◆ **REQUEST**: Pull out every line below containing the word "JSON".

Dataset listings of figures
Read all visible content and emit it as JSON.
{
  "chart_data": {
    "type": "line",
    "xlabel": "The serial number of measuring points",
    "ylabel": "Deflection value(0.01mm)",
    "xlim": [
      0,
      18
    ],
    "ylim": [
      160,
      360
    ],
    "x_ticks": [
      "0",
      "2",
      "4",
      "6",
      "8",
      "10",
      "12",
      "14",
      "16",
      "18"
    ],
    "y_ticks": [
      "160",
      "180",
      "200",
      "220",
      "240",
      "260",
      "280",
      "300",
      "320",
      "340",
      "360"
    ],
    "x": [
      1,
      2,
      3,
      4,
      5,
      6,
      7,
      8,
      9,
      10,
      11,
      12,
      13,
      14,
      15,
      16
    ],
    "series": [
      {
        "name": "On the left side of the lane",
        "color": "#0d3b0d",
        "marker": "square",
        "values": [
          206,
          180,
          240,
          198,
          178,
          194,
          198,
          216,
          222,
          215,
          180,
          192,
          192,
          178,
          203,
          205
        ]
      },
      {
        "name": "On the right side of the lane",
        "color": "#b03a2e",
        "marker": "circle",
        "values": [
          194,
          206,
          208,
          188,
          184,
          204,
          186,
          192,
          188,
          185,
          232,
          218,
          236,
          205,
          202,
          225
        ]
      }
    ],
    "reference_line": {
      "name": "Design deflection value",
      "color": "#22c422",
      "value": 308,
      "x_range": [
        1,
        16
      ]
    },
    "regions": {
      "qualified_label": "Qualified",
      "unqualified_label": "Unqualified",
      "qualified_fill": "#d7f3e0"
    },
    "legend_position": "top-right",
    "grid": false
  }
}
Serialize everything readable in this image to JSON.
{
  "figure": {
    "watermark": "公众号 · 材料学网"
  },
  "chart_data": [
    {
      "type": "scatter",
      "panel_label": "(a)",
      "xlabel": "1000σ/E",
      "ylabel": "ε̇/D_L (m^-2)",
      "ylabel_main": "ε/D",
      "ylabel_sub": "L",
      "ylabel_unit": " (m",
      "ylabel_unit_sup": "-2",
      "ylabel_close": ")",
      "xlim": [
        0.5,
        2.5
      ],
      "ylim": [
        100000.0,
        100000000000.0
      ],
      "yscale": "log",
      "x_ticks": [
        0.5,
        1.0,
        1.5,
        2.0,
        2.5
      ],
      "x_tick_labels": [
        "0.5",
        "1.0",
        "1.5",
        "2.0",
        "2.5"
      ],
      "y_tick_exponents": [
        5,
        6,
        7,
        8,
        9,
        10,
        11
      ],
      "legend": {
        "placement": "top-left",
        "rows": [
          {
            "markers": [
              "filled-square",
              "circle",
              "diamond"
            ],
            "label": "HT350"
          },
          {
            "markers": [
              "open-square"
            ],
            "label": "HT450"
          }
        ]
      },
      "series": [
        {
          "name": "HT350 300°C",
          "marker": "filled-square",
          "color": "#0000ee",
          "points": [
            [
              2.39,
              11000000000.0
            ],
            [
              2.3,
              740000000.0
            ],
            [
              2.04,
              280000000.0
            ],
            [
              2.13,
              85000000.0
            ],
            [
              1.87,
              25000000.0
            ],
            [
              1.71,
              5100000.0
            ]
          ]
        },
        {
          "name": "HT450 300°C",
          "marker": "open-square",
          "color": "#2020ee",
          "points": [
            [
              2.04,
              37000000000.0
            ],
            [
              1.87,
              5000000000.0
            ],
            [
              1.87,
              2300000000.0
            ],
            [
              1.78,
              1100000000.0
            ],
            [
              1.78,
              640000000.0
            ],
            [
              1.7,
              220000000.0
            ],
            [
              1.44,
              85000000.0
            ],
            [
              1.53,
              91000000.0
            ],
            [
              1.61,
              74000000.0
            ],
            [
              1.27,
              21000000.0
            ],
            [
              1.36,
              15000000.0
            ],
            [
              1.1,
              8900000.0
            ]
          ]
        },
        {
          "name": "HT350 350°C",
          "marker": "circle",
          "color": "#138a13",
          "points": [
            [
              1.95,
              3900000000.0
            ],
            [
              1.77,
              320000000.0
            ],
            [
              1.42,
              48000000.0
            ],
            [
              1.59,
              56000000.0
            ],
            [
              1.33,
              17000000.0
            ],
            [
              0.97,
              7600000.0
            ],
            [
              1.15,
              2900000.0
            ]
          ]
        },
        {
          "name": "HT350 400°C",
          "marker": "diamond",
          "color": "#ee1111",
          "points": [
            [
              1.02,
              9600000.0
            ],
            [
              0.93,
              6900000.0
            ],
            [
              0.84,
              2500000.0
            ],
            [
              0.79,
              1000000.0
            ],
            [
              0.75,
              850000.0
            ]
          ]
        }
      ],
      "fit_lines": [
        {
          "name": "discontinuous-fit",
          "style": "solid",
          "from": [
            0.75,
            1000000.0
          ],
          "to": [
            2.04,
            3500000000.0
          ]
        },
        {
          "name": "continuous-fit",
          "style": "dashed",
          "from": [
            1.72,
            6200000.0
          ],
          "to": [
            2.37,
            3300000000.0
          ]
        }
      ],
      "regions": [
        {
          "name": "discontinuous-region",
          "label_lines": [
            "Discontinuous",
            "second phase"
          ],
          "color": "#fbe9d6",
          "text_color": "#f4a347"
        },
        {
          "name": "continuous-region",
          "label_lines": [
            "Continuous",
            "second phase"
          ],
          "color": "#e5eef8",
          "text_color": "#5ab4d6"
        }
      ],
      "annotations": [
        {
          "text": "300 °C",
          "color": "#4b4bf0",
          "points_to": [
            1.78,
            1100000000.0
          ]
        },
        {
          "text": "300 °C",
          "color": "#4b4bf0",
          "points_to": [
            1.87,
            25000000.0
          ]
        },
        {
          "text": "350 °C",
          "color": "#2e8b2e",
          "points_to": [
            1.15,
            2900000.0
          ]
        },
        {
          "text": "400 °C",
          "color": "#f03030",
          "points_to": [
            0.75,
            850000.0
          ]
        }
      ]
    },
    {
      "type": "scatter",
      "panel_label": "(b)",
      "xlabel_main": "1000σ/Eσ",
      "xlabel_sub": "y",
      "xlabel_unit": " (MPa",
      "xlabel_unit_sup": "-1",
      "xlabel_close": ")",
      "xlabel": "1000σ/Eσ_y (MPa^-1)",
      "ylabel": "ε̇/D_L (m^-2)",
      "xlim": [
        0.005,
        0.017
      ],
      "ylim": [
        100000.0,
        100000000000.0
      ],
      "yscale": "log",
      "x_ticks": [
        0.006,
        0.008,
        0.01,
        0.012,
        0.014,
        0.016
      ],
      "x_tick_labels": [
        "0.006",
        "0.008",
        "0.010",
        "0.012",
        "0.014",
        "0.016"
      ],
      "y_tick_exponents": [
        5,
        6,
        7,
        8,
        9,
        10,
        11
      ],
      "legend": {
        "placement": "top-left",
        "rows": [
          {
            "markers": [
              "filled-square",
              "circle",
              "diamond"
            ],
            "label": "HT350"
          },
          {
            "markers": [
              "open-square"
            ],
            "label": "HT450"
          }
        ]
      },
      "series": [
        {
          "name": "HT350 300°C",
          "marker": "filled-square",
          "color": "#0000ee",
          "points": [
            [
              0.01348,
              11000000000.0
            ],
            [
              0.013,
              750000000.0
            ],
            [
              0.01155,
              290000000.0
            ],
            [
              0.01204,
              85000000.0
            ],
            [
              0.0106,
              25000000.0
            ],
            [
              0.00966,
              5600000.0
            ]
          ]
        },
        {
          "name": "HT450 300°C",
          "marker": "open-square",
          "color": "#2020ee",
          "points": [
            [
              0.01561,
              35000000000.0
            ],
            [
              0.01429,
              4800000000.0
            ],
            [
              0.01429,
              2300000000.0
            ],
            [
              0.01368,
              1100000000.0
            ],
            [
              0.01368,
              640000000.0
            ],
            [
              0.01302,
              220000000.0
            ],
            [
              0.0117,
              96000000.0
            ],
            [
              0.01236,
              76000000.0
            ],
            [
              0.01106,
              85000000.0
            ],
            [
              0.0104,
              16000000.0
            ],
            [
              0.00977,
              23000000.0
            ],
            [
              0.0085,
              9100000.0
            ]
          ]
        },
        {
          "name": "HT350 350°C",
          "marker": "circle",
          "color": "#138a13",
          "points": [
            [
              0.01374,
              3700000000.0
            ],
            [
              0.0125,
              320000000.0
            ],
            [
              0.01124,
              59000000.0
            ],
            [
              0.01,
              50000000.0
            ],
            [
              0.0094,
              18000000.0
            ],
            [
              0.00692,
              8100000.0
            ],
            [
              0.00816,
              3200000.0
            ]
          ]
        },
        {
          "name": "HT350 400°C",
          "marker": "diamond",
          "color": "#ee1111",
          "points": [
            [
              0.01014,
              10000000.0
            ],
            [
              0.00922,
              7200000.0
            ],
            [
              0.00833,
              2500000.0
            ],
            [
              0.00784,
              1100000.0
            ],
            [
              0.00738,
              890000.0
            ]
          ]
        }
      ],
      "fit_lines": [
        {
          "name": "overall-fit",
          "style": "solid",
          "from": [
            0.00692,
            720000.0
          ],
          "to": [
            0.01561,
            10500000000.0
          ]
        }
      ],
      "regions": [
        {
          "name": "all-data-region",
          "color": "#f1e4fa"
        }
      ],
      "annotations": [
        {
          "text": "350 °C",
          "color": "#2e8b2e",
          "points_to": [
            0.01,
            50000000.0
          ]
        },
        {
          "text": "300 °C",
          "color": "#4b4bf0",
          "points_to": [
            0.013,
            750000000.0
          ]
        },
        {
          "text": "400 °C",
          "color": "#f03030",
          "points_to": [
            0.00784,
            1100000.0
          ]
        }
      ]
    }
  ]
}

◆ **COMPLETED EXERCISE**:
Read all visible content and emit it as JSON.
Serialize everything readable in this image to JSON.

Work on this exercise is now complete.